■ **SET PROBLEM**:
Extract all lines from the data beneath that include the word "Goods".

■ **DATA TO USE**:
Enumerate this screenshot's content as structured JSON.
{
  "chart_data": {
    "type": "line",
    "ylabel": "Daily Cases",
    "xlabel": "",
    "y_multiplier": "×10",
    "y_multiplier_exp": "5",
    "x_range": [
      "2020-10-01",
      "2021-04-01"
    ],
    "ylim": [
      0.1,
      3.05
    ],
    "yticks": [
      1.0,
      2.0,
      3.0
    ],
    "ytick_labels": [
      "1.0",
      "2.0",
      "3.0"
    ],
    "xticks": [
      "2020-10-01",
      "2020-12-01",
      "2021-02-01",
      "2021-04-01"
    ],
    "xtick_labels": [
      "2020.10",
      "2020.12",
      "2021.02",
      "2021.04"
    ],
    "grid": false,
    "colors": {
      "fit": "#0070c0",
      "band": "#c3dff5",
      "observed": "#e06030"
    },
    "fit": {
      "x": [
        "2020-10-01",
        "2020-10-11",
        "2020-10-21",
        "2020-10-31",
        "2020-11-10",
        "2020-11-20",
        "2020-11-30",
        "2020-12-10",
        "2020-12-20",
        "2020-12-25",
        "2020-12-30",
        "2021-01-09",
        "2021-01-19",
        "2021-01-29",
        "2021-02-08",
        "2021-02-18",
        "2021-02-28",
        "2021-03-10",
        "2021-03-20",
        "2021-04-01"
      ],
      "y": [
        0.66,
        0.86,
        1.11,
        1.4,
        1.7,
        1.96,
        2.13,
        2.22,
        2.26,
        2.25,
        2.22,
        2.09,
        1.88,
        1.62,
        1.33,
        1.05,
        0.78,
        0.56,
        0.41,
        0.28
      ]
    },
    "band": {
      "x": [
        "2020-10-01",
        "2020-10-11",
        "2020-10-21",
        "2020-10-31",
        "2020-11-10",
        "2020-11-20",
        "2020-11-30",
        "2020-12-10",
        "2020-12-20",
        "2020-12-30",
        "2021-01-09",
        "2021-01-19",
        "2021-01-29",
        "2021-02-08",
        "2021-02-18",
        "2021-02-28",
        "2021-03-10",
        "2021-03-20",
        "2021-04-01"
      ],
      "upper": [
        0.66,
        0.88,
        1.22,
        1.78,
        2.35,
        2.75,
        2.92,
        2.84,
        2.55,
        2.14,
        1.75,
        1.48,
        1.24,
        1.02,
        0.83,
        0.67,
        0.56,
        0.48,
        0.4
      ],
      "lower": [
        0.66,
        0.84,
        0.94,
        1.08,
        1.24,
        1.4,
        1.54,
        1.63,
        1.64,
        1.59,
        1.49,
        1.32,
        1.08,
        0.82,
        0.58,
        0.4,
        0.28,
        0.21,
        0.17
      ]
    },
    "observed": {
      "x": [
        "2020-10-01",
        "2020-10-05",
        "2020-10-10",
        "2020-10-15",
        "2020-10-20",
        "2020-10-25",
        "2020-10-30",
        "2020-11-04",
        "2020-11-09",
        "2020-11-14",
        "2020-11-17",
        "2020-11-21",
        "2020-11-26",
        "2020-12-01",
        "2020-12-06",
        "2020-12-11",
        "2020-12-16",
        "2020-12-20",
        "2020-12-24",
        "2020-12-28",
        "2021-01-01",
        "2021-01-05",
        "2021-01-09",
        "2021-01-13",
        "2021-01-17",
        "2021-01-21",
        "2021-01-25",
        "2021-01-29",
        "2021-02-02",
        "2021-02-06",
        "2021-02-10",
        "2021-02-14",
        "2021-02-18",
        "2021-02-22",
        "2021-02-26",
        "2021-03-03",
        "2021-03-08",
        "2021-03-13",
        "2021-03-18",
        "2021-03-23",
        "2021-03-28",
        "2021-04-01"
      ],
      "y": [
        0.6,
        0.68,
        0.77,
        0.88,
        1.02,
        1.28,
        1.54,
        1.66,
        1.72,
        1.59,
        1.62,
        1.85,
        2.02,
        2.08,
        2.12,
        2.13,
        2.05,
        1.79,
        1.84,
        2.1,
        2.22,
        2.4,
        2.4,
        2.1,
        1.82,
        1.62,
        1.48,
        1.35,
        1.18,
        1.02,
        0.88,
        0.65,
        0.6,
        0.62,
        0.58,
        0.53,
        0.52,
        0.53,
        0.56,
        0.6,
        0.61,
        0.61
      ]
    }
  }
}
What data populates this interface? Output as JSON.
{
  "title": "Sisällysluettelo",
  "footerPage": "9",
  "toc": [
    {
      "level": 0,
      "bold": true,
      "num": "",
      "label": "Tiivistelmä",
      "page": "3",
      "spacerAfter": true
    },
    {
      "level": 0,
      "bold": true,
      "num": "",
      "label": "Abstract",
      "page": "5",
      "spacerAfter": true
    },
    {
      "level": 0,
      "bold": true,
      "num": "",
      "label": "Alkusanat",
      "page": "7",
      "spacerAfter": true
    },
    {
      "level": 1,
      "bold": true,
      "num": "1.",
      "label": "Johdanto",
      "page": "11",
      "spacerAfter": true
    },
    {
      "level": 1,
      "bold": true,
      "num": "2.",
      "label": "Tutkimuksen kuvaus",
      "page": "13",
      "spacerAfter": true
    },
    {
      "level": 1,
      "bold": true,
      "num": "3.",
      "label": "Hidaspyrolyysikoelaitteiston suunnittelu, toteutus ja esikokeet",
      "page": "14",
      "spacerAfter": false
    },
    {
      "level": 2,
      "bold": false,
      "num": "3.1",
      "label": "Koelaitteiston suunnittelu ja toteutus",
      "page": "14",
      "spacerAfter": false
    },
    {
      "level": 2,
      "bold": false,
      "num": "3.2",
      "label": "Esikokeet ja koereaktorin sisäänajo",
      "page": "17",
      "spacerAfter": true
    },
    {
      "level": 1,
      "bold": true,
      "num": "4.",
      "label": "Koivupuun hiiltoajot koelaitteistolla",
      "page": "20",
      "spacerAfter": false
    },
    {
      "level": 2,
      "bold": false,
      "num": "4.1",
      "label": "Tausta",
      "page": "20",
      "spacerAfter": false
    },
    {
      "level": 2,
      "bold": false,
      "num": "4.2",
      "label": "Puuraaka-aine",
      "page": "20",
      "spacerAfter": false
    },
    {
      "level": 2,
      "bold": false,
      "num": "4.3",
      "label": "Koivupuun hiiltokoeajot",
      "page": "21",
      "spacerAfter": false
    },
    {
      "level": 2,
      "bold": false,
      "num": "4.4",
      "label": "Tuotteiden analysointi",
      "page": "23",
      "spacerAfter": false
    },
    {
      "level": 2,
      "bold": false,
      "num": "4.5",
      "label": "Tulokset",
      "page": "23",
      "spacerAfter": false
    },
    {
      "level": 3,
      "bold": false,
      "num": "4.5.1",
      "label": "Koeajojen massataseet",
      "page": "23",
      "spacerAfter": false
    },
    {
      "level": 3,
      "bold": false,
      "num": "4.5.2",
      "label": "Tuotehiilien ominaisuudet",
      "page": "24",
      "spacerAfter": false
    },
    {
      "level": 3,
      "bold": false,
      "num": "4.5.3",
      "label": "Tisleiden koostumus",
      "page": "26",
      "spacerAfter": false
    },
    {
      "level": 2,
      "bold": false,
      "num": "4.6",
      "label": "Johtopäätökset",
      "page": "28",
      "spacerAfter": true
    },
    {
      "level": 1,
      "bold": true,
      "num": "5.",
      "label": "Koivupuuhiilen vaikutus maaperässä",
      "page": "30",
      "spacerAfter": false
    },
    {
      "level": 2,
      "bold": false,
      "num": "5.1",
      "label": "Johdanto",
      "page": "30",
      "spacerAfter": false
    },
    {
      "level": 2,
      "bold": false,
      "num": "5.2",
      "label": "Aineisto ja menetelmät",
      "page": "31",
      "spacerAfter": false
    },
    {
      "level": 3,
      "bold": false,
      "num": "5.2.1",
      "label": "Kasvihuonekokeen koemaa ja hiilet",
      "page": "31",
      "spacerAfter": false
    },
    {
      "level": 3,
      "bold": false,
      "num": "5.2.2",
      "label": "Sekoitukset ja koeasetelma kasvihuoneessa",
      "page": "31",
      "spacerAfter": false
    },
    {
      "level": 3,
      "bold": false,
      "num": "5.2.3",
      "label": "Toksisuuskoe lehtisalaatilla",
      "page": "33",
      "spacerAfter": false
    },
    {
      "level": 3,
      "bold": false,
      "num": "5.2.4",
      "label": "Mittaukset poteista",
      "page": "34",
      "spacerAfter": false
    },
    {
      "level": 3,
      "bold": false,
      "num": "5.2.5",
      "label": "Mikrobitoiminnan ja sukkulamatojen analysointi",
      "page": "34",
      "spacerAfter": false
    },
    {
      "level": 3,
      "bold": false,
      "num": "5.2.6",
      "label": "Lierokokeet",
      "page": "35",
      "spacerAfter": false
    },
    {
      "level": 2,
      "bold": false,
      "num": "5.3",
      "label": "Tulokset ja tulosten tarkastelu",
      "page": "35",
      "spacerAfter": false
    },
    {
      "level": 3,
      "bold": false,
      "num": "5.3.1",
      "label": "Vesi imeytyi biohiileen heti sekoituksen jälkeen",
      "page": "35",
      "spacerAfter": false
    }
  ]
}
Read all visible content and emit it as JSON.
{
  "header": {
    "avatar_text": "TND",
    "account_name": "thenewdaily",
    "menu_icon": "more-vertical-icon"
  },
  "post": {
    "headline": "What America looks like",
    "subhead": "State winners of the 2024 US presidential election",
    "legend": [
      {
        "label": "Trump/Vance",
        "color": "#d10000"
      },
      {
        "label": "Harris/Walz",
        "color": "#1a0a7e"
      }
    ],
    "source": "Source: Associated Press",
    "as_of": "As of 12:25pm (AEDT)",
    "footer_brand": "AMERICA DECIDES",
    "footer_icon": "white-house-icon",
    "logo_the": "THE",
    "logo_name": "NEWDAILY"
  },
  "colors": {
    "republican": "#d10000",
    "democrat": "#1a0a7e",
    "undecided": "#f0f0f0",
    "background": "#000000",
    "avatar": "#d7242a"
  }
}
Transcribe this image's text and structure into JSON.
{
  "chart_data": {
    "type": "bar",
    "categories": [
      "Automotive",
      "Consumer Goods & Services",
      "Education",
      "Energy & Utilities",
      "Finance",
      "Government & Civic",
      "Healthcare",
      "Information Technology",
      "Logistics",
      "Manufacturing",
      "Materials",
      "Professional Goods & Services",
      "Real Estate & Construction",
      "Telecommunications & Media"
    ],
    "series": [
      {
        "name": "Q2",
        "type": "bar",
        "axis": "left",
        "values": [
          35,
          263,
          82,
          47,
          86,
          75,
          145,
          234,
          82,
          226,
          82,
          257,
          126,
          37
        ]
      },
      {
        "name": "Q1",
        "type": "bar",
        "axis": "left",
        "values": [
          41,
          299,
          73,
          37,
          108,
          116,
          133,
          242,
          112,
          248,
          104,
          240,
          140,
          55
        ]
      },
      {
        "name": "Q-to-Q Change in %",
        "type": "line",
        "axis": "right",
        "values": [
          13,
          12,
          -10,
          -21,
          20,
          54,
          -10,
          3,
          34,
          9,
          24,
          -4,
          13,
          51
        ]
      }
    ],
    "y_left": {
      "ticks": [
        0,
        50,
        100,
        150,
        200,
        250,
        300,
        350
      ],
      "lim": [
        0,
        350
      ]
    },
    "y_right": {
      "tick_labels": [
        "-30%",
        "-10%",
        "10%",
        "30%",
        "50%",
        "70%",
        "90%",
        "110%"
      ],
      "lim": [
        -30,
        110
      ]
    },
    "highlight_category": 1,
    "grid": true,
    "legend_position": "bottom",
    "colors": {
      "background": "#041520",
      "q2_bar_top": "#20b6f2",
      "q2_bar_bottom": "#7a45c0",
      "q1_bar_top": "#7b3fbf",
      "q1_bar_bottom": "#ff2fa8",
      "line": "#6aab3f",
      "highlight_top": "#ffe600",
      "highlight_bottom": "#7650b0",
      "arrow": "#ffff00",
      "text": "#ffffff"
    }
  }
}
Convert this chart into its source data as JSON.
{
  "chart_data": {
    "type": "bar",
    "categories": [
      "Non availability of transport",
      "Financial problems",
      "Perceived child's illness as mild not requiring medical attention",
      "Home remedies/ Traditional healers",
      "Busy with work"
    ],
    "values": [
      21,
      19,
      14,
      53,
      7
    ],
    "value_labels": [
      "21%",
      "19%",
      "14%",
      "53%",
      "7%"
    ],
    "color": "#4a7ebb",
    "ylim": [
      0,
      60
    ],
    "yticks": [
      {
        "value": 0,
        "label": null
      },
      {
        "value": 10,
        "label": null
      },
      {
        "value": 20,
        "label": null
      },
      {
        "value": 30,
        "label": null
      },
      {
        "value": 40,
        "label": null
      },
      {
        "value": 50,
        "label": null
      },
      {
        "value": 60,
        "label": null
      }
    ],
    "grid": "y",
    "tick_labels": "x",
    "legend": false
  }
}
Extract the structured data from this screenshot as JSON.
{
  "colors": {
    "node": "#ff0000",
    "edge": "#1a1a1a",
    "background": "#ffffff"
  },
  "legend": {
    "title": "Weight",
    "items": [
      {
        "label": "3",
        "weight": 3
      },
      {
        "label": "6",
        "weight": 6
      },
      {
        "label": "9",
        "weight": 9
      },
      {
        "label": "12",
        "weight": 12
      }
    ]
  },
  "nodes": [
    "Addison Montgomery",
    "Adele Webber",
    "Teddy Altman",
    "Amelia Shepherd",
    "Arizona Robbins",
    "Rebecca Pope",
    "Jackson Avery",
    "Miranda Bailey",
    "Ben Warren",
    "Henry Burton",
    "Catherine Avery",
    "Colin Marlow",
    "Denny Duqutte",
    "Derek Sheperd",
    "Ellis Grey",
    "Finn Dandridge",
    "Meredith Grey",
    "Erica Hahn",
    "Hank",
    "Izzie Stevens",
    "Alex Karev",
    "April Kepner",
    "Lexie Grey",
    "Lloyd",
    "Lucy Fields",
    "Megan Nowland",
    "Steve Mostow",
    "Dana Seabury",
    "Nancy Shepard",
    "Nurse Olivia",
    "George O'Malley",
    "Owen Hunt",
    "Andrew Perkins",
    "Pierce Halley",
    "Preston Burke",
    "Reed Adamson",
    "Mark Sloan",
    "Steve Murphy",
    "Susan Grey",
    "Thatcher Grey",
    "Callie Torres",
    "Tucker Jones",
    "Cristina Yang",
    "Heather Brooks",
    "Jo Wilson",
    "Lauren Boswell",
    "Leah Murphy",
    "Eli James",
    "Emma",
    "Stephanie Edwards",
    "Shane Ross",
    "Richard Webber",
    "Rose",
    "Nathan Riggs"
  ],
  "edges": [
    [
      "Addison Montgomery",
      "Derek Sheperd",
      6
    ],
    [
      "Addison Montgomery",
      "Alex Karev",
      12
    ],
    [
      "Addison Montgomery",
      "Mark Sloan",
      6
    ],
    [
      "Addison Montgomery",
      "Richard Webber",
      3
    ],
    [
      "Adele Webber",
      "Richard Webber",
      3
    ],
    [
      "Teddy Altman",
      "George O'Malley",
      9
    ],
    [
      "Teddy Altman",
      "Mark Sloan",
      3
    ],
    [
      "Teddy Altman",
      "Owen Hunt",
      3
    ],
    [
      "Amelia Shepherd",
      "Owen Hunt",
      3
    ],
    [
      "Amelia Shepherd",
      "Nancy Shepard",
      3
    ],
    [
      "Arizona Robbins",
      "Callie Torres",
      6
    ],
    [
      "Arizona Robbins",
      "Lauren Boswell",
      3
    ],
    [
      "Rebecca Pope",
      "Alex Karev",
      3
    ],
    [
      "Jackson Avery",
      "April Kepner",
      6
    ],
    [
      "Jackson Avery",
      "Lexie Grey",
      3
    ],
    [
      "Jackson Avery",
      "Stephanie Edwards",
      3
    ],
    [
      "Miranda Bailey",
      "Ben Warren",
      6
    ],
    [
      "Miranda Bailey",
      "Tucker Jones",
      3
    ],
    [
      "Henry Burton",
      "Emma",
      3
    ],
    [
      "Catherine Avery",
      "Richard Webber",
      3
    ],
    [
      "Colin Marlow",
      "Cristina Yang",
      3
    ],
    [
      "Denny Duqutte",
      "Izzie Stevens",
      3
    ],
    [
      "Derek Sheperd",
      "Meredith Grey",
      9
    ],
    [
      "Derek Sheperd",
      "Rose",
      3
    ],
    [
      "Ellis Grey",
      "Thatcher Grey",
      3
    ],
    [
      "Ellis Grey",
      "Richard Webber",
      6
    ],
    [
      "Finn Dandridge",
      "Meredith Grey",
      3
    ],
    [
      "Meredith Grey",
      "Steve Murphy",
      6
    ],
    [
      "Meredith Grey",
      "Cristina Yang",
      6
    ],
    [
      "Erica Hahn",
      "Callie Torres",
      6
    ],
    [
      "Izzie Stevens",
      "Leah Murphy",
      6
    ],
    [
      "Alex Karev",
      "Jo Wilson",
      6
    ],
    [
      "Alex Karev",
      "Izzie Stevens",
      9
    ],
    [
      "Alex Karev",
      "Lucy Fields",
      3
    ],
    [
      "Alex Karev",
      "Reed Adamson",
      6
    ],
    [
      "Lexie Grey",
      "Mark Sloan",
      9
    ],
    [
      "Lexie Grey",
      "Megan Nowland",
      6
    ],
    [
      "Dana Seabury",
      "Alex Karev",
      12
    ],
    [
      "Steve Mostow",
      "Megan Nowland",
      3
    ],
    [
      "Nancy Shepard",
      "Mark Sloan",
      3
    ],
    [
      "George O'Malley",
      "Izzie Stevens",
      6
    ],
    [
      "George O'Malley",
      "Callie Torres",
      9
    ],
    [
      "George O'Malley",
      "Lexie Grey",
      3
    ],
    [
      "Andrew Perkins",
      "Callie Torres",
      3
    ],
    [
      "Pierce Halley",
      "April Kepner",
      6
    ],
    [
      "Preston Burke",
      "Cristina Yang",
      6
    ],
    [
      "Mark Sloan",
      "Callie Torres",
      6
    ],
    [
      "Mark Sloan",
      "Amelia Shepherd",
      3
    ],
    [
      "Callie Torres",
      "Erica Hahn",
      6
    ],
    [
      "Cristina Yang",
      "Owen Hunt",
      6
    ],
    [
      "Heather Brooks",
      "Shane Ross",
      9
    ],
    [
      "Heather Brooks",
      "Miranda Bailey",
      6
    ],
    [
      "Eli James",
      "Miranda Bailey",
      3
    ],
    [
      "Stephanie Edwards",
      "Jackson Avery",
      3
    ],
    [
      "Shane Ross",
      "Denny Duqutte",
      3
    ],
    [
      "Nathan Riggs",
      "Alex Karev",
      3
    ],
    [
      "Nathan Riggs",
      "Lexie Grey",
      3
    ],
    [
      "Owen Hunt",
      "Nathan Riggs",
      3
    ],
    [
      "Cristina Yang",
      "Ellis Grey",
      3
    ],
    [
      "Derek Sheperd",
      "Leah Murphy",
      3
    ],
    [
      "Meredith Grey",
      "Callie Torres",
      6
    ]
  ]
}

■ **RIGHT ANSWER**:
      "Consumer Goods & Services",
      "Professional Goods & Services",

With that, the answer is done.